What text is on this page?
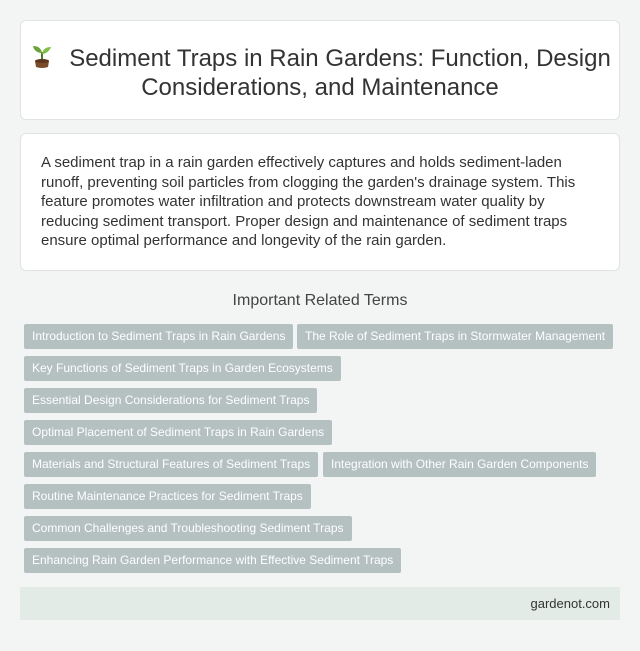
Sediment Traps in Rain Gardens: Function, Design Considerations, and Maintenance

A sediment trap in a rain garden effectively captures and holds sediment-laden runoff, preventing soil particles from clogging the garden's drainage system. This feature promotes water infiltration and protects downstream water quality by reducing sediment transport. Proper design and maintenance of sediment traps ensure optimal performance and longevity of the rain garden.

Important Related Terms
Introduction to Sediment Traps in Rain Gardens	The Role of Sediment Traps in Stormwater Management
Key Functions of Sediment Traps in Garden Ecosystems
Essential Design Considerations for Sediment Traps
Optimal Placement of Sediment Traps in Rain Gardens
Materials and Structural Features of Sediment Traps	Integration with Other Rain Garden Components
Routine Maintenance Practices for Sediment Traps
Common Challenges and Troubleshooting Sediment Traps
Enhancing Rain Garden Performance with Effective Sediment Traps
gardenot.com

══════════════════════════════

Objective: Reproduce all of the data exactly; the pictures do not belong in the copy.

Reply:
What text is on this page?
Sediment Traps in Rain Gardens: Function, Design Considerations, and Maintenance

A sediment trap in a rain garden effectively captures and holds sediment-laden runoff, preventing soil particles from clogging the garden's drainage system. This feature promotes water infiltration and protects downstream water quality by reducing sediment transport. Proper design and maintenance of sediment traps ensure optimal performance and longevity of the rain garden.

Important Related Terms
Introduction to Sediment Traps in Rain Gardens	The Role of Sediment Traps in Stormwater Management
Key Functions of Sediment Traps in Garden Ecosystems
Essential Design Considerations for Sediment Traps
Optimal Placement of Sediment Traps in Rain Gardens
Materials and Structural Features of Sediment Traps	Integration with Other Rain Garden Components
Routine Maintenance Practices for Sediment Traps
Common Challenges and Troubleshooting Sediment Traps
Enhancing Rain Garden Performance with Effective Sediment Traps
gardenot.com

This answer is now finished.